Dataset items
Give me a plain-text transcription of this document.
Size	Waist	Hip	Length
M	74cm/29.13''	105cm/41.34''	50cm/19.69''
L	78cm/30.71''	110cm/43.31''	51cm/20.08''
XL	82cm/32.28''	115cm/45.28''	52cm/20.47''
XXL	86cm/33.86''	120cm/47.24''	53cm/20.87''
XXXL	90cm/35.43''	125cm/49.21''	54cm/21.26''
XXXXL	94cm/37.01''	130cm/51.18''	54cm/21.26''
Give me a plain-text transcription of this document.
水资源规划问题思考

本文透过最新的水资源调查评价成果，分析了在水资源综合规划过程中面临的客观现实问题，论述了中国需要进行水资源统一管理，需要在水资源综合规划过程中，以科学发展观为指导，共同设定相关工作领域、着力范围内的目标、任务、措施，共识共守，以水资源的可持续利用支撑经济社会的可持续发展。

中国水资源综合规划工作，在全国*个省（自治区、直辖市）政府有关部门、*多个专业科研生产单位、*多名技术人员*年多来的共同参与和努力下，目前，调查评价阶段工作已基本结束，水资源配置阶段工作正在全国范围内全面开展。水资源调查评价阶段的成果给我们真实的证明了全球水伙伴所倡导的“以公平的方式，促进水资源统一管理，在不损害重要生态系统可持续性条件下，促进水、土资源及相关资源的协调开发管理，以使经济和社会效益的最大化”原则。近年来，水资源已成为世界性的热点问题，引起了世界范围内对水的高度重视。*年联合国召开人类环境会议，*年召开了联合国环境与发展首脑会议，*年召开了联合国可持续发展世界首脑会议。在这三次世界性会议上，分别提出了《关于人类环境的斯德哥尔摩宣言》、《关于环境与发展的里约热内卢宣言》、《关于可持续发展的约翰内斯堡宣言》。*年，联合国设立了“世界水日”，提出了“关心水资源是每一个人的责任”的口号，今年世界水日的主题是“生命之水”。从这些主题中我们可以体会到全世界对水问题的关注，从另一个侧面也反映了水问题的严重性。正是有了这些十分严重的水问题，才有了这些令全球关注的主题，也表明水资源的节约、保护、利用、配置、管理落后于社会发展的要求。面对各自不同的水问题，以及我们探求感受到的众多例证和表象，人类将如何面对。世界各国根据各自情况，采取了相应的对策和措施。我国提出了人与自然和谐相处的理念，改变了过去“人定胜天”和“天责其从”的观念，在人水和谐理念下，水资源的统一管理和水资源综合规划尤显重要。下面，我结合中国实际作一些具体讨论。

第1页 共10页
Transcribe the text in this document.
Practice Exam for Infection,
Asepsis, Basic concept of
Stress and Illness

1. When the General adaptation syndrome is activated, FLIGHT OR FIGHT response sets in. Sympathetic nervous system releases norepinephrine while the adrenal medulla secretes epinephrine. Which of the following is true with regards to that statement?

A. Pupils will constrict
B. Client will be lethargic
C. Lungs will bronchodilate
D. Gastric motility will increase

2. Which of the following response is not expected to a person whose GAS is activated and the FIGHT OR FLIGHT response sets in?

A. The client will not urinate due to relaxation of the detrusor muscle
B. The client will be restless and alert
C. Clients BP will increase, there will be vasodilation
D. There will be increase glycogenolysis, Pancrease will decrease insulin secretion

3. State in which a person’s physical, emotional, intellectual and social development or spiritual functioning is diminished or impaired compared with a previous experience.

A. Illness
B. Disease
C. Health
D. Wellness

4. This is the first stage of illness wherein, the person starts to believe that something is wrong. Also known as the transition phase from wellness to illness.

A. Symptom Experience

-- Task directions --
Every entry must be quoted exactly as it appears above.

-- Result --
Give me a plain-text transcription of this document.
Size	Waist	Hip	Length
M	74cm/29.13''	105cm/41.34''	50cm/19.69''
L	78cm/30.71''	110cm/43.31''	51cm/20.08''
XL	82cm/32.28''	115cm/45.28''	52cm/20.47''
XXL	86cm/33.86''	120cm/47.24''	53cm/20.87''
XXXL	90cm/35.43''	125cm/49.21''	54cm/21.26''
XXXXL	94cm/37.01''	130cm/51.18''	54cm/21.26''
Give me a plain-text transcription of this document.
水资源规划问题思考

本文透过最新的水资源调查评价成果，分析了在水资源综合规划过程中面临的客观现实问题，论述了中国需要进行水资源统一管理，需要在水资源综合规划过程中，以科学发展观为指导，共同设定相关工作领域、着力范围内的目标、任务、措施，共识共守，以水资源的可持续利用支撑经济社会的可持续发展。

中国水资源综合规划工作，在全国*个省（自治区、直辖市）政府有关部门、*多个专业科研生产单位、*多名技术人员*年多来的共同参与和努力下，目前，调查评价阶段工作已基本结束，水资源配置阶段工作正在全国范围内全面开展。水资源调查评价阶段的成果给我们真实的证明了全球水伙伴所倡导的“以公平的方式，促进水资源统一管理，在不损害重要生态系统可持续性条件下，促进水、土资源及相关资源的协调开发管理，以使经济和社会效益的最大化”原则。近年来，水资源已成为世界性的热点问题，引起了世界范围内对水的高度重视。*年联合国召开人类环境会议，*年召开了联合国环境与发展首脑会议，*年召开了联合国可持续发展世界首脑会议。在这三次世界性会议上，分别提出了《关于人类环境的斯德哥尔摩宣言》、《关于环境与发展的里约热内卢宣言》、《关于可持续发展的约翰内斯堡宣言》。*年，联合国设立了“世界水日”，提出了“关心水资源是每一个人的责任”的口号，今年世界水日的主题是“生命之水”。从这些主题中我们可以体会到全世界对水问题的关注，从另一个侧面也反映了水问题的严重性。正是有了这些十分严重的水问题，才有了这些令全球关注的主题，也表明水资源的节约、保护、利用、配置、管理落后于社会发展的要求。面对各自不同的水问题，以及我们探求感受到的众多例证和表象，人类将如何面对。世界各国根据各自情况，采取了相应的对策和措施。我国提出了人与自然和谐相处的理念，改变了过去“人定胜天”和“天责其从”的观念，在人水和谐理念下，水资源的统一管理和水资源综合规划尤显重要。下面，我结合中国实际作一些具体讨论。

第1页 共10页
Transcribe the text in this document.
Practice Exam for Infection,
Asepsis, Basic concept of
Stress and Illness

1. When the General adaptation syndrome is activated, FLIGHT OR FIGHT response sets in. Sympathetic nervous system releases norepinephrine while the adrenal medulla secretes epinephrine. Which of the following is true with regards to that statement?

A. Pupils will constrict
B. Client will be lethargic
C. Lungs will bronchodilate
D. Gastric motility will increase

2. Which of the following response is not expected to a person whose GAS is activated and the FIGHT OR FLIGHT response sets in?

A. The client will not urinate due to relaxation of the detrusor muscle
B. The client will be restless and alert
C. Clients BP will increase, there will be vasodilation
D. There will be increase glycogenolysis, Pancrease will decrease insulin secretion

3. State in which a person’s physical, emotional, intellectual and social development or spiritual functioning is diminished or impaired compared with a previous experience.

A. Illness
B. Disease
C. Health
D. Wellness

4. This is the first stage of illness wherein, the person starts to believe that something is wrong. Also known as the transition phase from wellness to illness.

A. Symptom Experience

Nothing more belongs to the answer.